What is being asked. Scan the lines below for "hand"; report the number of lines that contain it, and only that.
## BEGIN Given data
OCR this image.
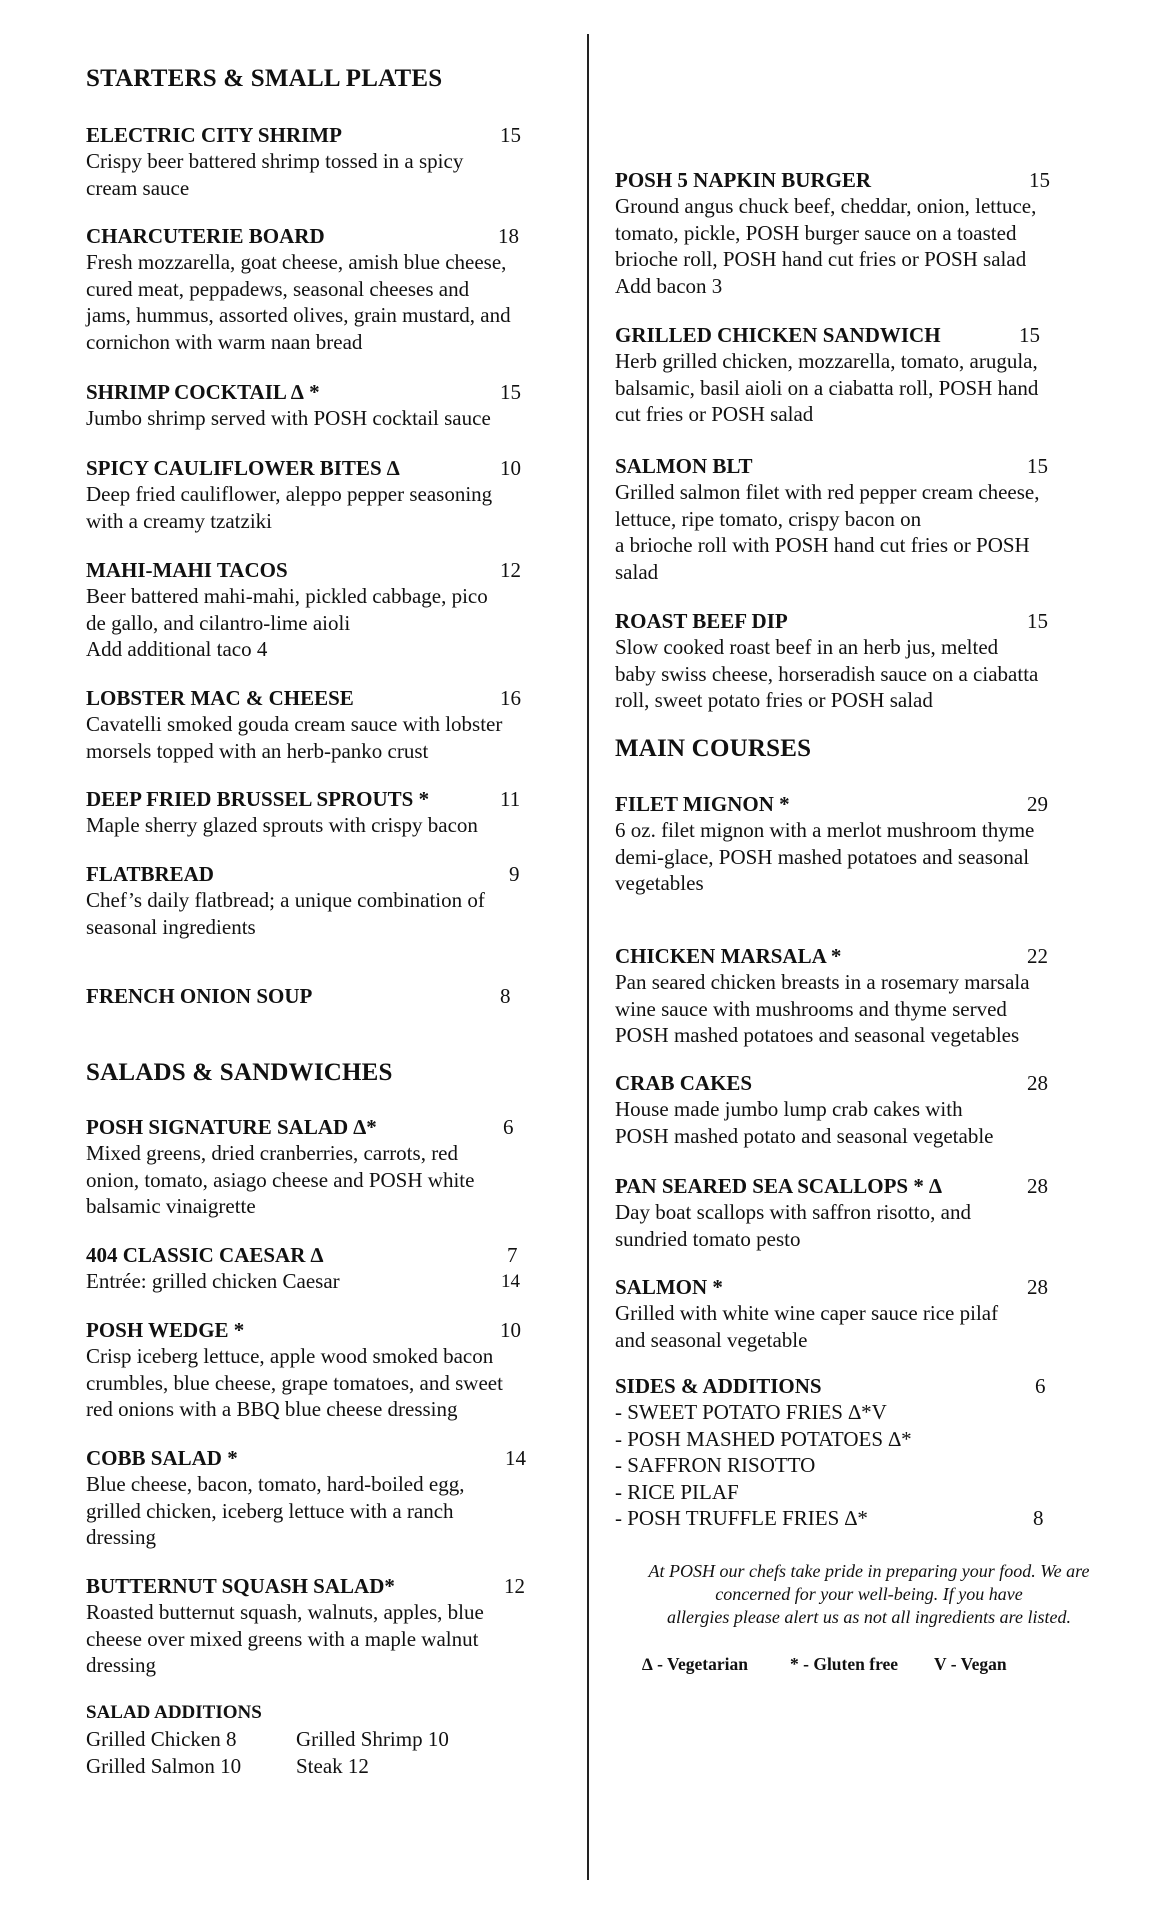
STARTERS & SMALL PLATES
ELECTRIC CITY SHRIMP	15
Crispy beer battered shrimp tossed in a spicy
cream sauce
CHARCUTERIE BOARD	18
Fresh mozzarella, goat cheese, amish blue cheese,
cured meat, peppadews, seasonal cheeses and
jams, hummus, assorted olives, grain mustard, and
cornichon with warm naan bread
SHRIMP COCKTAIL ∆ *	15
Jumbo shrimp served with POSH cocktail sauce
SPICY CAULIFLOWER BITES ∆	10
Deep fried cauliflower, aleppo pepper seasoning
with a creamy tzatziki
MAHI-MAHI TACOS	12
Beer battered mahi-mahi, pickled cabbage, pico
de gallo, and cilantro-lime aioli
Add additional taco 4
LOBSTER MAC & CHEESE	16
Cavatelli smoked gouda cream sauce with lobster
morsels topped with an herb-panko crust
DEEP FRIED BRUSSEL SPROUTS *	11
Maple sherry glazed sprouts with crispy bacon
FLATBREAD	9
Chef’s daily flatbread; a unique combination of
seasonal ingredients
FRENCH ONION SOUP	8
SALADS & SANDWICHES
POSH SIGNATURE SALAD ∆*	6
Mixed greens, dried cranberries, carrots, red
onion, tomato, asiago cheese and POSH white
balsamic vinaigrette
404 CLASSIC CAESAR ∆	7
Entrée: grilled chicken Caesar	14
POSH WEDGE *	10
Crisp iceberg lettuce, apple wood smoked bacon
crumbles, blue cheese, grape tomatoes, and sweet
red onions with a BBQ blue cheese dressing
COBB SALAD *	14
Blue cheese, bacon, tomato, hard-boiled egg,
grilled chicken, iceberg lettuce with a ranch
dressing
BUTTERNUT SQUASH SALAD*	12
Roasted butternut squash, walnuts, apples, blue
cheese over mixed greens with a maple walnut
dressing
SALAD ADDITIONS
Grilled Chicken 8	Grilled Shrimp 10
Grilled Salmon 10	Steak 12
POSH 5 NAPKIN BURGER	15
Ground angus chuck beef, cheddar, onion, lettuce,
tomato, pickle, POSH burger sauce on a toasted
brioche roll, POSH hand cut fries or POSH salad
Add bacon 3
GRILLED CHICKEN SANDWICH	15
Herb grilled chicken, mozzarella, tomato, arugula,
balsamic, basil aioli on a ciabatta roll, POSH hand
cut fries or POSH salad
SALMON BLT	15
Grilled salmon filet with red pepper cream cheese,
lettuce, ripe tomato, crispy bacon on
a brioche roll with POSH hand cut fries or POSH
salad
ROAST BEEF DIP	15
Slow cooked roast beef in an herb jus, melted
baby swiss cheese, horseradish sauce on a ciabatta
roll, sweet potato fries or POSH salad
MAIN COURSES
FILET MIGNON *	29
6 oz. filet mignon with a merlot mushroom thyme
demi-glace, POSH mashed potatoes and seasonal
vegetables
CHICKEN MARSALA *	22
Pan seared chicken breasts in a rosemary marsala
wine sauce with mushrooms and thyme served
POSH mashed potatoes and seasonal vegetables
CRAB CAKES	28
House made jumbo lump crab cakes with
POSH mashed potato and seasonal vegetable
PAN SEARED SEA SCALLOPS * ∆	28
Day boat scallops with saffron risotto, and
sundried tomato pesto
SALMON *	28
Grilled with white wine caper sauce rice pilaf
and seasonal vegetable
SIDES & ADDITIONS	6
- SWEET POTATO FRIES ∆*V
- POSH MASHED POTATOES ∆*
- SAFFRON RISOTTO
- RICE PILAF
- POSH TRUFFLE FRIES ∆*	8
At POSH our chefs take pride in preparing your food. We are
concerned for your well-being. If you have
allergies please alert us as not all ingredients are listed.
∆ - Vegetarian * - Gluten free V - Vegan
## END Given data
## BEGIN Given data
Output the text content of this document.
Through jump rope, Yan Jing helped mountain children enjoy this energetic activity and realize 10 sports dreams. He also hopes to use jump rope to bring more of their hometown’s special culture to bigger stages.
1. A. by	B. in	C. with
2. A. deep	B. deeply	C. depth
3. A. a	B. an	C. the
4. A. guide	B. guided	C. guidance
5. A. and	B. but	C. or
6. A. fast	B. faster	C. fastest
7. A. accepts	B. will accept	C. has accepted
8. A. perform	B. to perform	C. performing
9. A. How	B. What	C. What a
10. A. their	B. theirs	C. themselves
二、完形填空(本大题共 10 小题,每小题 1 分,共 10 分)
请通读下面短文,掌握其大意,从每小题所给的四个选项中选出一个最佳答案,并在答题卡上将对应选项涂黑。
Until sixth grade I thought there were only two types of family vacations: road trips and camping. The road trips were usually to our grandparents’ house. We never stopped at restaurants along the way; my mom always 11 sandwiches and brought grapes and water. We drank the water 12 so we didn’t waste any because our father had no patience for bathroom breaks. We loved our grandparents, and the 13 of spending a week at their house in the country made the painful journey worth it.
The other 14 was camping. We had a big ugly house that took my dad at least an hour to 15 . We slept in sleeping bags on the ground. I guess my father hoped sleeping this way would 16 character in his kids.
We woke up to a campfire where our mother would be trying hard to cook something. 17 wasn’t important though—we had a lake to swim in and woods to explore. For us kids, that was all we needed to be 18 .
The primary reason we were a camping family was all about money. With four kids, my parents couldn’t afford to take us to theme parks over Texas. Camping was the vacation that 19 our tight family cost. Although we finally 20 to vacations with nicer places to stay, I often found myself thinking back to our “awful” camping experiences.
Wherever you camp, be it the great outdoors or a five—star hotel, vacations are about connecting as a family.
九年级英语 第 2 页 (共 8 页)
## END Given data
Task answer. 3